Stored entries
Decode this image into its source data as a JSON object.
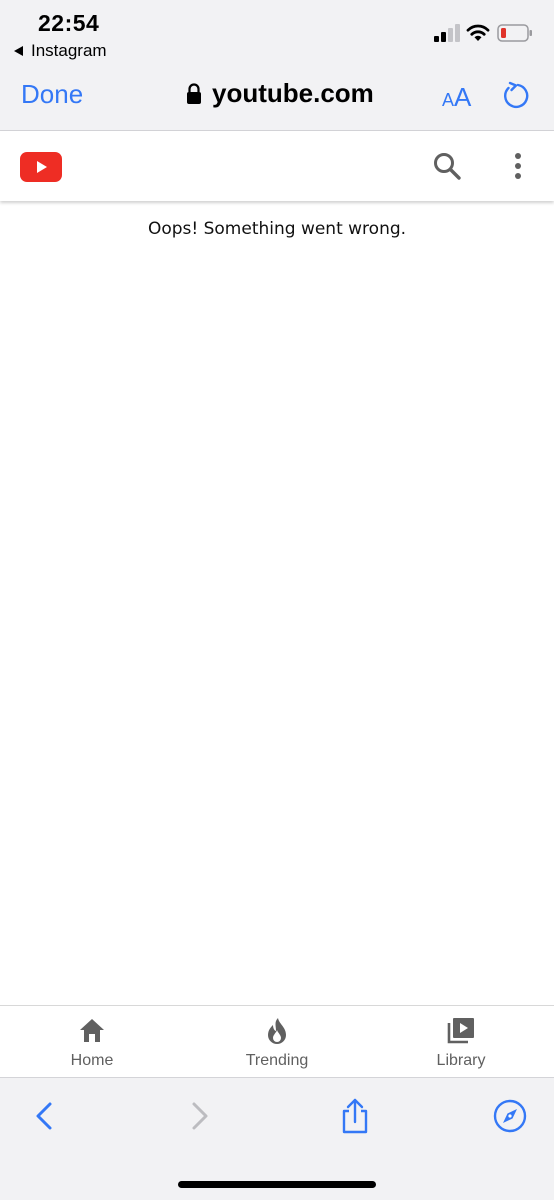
{
  "status_bar": {
    "time": "22:54",
    "back_app": "Instagram"
  },
  "safari_header": {
    "done_label": "Done",
    "url": "youtube.com",
    "text_size_small": "A",
    "text_size_big": "A"
  },
  "youtube": {
    "error_message": "Oops! Something went wrong.",
    "brand_color": "#ff0000",
    "bottom_nav": [
      {
        "label": "Home",
        "icon": "home-icon"
      },
      {
        "label": "Trending",
        "icon": "trending-flame-icon"
      },
      {
        "label": "Library",
        "icon": "library-icon"
      }
    ]
  },
  "safari_toolbar": {
    "icons": [
      "back-chevron-icon",
      "forward-chevron-icon",
      "share-icon",
      "compass-icon"
    ]
  },
  "colors": {
    "ios_blue": "#3478f6",
    "chrome_bg": "#f2f2f4",
    "battery_low": "#e0332a"
  }
}
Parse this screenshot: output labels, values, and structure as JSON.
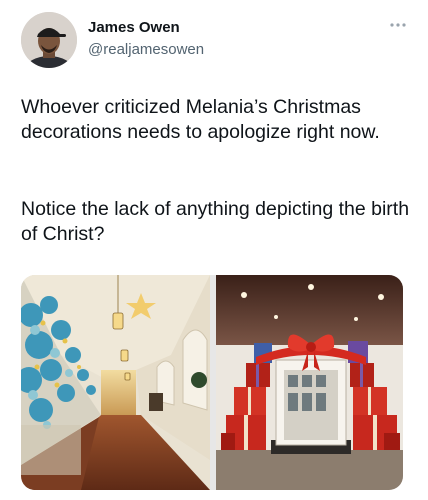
{
  "author": {
    "display_name": "James Owen",
    "handle": "@realjamesowen",
    "avatar_icon": "user-avatar"
  },
  "more_icon": "ellipsis-icon",
  "tweet": {
    "paragraphs": [
      "Whoever criticized Melania’s Christmas decorations needs to apologize right now.",
      "Notice the lack of anything depicting the birth of Christ?"
    ]
  },
  "media": [
    {
      "name": "hallway-decorations-photo"
    },
    {
      "name": "gift-box-doorway-photo"
    }
  ]
}
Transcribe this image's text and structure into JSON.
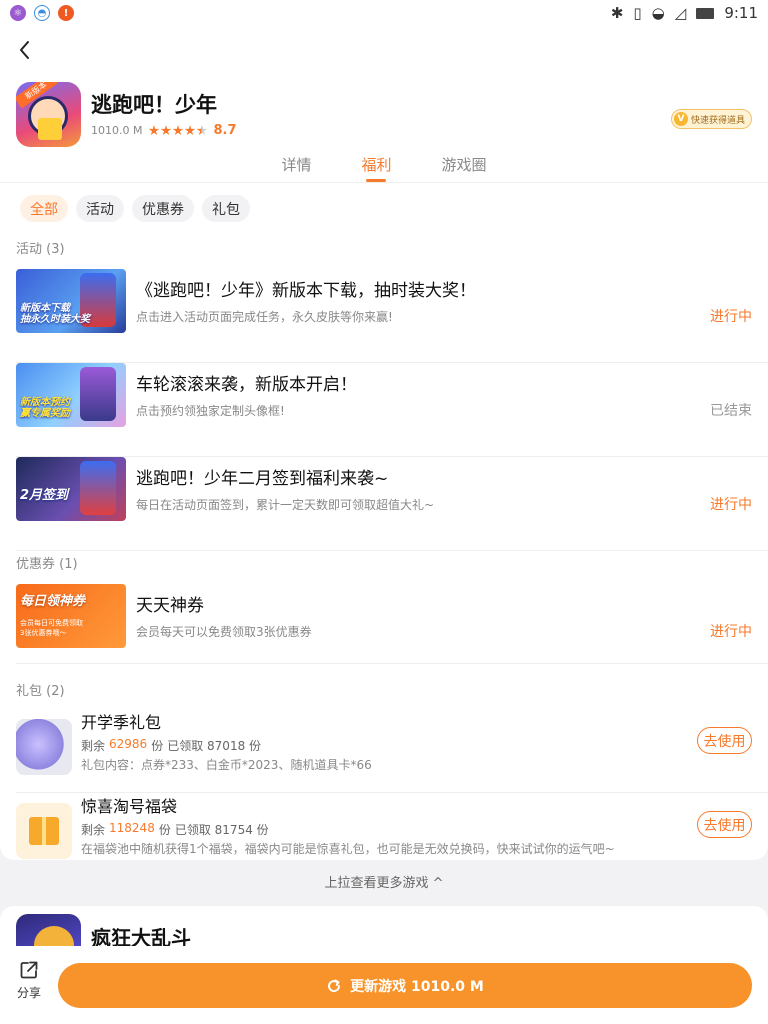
{
  "status_bar": {
    "time": "9:11"
  },
  "app": {
    "name": "逃跑吧！少年",
    "size": "1010.0 M",
    "rating": "8.7",
    "stars": 4.5,
    "quick_badge": "快速获得道具",
    "badge_text": "新版本"
  },
  "tabs": [
    {
      "label": "详情",
      "active": false
    },
    {
      "label": "福利",
      "active": true
    },
    {
      "label": "游戏圈",
      "active": false
    }
  ],
  "filters": [
    {
      "label": "全部",
      "active": true
    },
    {
      "label": "活动",
      "active": false
    },
    {
      "label": "优惠券",
      "active": false
    },
    {
      "label": "礼包",
      "active": false
    }
  ],
  "sections": {
    "activities_title": "活动 (3)",
    "coupons_title": "优惠券 (1)",
    "gifts_title": "礼包 (2)"
  },
  "activities": [
    {
      "title": "《逃跑吧！少年》新版本下载，抽时装大奖！",
      "desc": "点击进入活动页面完成任务，永久皮肤等你来赢!",
      "status": "进行中",
      "thumb_text": "新版本下载\n抽永久时装大奖"
    },
    {
      "title": "车轮滚滚来袭，新版本开启！",
      "desc": "点击预约领独家定制头像框!",
      "status": "已结束",
      "thumb_text": "新版本预约\n赢专属奖励"
    },
    {
      "title": "逃跑吧！少年二月签到福利来袭~",
      "desc": "每日在活动页面签到，累计一定天数即可领取超值大礼~",
      "status": "进行中",
      "thumb_text": "2月签到"
    }
  ],
  "coupons": [
    {
      "title": "天天神券",
      "desc": "会员每天可以免费领取3张优惠券",
      "status": "进行中",
      "thumb_text": "每日领神券",
      "thumb_sub": "会员每日可免费领取\n3张优惠券哦～"
    }
  ],
  "gifts": [
    {
      "title": "开学季礼包",
      "remaining_label": "剩余",
      "remaining": "62986",
      "unit": "份",
      "claimed": "已领取 87018 份",
      "content": "礼包内容：点券*233、白金币*2023、随机道具卡*66",
      "button": "去使用"
    },
    {
      "title": "惊喜淘号福袋",
      "remaining_label": "剩余",
      "remaining": "118248",
      "unit": "份",
      "claimed": "已领取 81754 份",
      "content": "在福袋池中随机获得1个福袋，福袋内可能是惊喜礼包，也可能是无效兑换码，快来试试你的运气吧~",
      "button": "去使用"
    }
  ],
  "more_tip": "上拉查看更多游戏 ^",
  "next_game": {
    "name": "疯狂大乱斗"
  },
  "bottom": {
    "share_label": "分享",
    "update_label": "更新游戏 1010.0 M"
  },
  "colors": {
    "accent": "#f77a2c",
    "button": "#f7932a"
  }
}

__Exercise details__. Print all of the entries word for word. Omit the pictures they contain.

__Task answer__.
Decode this image into its source data as a JSON object.
{
  "status_bar": {
    "time": "22:54",
    "back_app": "Instagram"
  },
  "safari_header": {
    "done_label": "Done",
    "url": "youtube.com",
    "text_size_small": "A",
    "text_size_big": "A"
  },
  "youtube": {
    "error_message": "Oops! Something went wrong.",
    "brand_color": "#ff0000",
    "bottom_nav": [
      {
        "label": "Home",
        "icon": "home-icon"
      },
      {
        "label": "Trending",
        "icon": "trending-flame-icon"
      },
      {
        "label": "Library",
        "icon": "library-icon"
      }
    ]
  },
  "safari_toolbar": {
    "icons": [
      "back-chevron-icon",
      "forward-chevron-icon",
      "share-icon",
      "compass-icon"
    ]
  },
  "colors": {
    "ios_blue": "#3478f6",
    "chrome_bg": "#f2f2f4",
    "battery_low": "#e0332a"
  }
}
Parse this screenshot: output labels, values, and structure as JSON.
{
  "author": {
    "display_name": "James Owen",
    "handle": "@realjamesowen",
    "avatar_icon": "user-avatar"
  },
  "more_icon": "ellipsis-icon",
  "tweet": {
    "paragraphs": [
      "Whoever criticized Melania’s Christmas decorations needs to apologize right now.",
      "Notice the lack of anything depicting the birth of Christ?"
    ]
  },
  "media": [
    {
      "name": "hallway-decorations-photo"
    },
    {
      "name": "gift-box-doorway-photo"
    }
  ]
}
Transcribe this image's text and structure into JSON.
{
  "status_bar": {
    "time": "9:11"
  },
  "app": {
    "name": "逃跑吧！少年",
    "size": "1010.0 M",
    "rating": "8.7",
    "stars": 4.5,
    "quick_badge": "快速获得道具",
    "badge_text": "新版本"
  },
  "tabs": [
    {
      "label": "详情",
      "active": false
    },
    {
      "label": "福利",
      "active": true
    },
    {
      "label": "游戏圈",
      "active": false
    }
  ],
  "filters": [
    {
      "label": "全部",
      "active": true
    },
    {
      "label": "活动",
      "active": false
    },
    {
      "label": "优惠券",
      "active": false
    },
    {
      "label": "礼包",
      "active": false
    }
  ],
  "sections": {
    "activities_title": "活动 (3)",
    "coupons_title": "优惠券 (1)",
    "gifts_title": "礼包 (2)"
  },
  "activities": [
    {
      "title": "《逃跑吧！少年》新版本下载，抽时装大奖！",
      "desc": "点击进入活动页面完成任务，永久皮肤等你来赢!",
      "status": "进行中",
      "thumb_text": "新版本下载\n抽永久时装大奖"
    },
    {
      "title": "车轮滚滚来袭，新版本开启！",
      "desc": "点击预约领独家定制头像框!",
      "status": "已结束",
      "thumb_text": "新版本预约\n赢专属奖励"
    },
    {
      "title": "逃跑吧！少年二月签到福利来袭~",
      "desc": "每日在活动页面签到，累计一定天数即可领取超值大礼~",
      "status": "进行中",
      "thumb_text": "2月签到"
    }
  ],
  "coupons": [
    {
      "title": "天天神券",
      "desc": "会员每天可以免费领取3张优惠券",
      "status": "进行中",
      "thumb_text": "每日领神券",
      "thumb_sub": "会员每日可免费领取\n3张优惠券哦～"
    }
  ],
  "gifts": [
    {
      "title": "开学季礼包",
      "remaining_label": "剩余",
      "remaining": "62986",
      "unit": "份",
      "claimed": "已领取 87018 份",
      "content": "礼包内容：点券*233、白金币*2023、随机道具卡*66",
      "button": "去使用"
    },
    {
      "title": "惊喜淘号福袋",
      "remaining_label": "剩余",
      "remaining": "118248",
      "unit": "份",
      "claimed": "已领取 81754 份",
      "content": "在福袋池中随机获得1个福袋，福袋内可能是惊喜礼包，也可能是无效兑换码，快来试试你的运气吧~",
      "button": "去使用"
    }
  ],
  "more_tip": "上拉查看更多游戏 ^",
  "next_game": {
    "name": "疯狂大乱斗"
  },
  "bottom": {
    "share_label": "分享",
    "update_label": "更新游戏 1010.0 M"
  },
  "colors": {
    "accent": "#f77a2c",
    "button": "#f7932a"
  }
}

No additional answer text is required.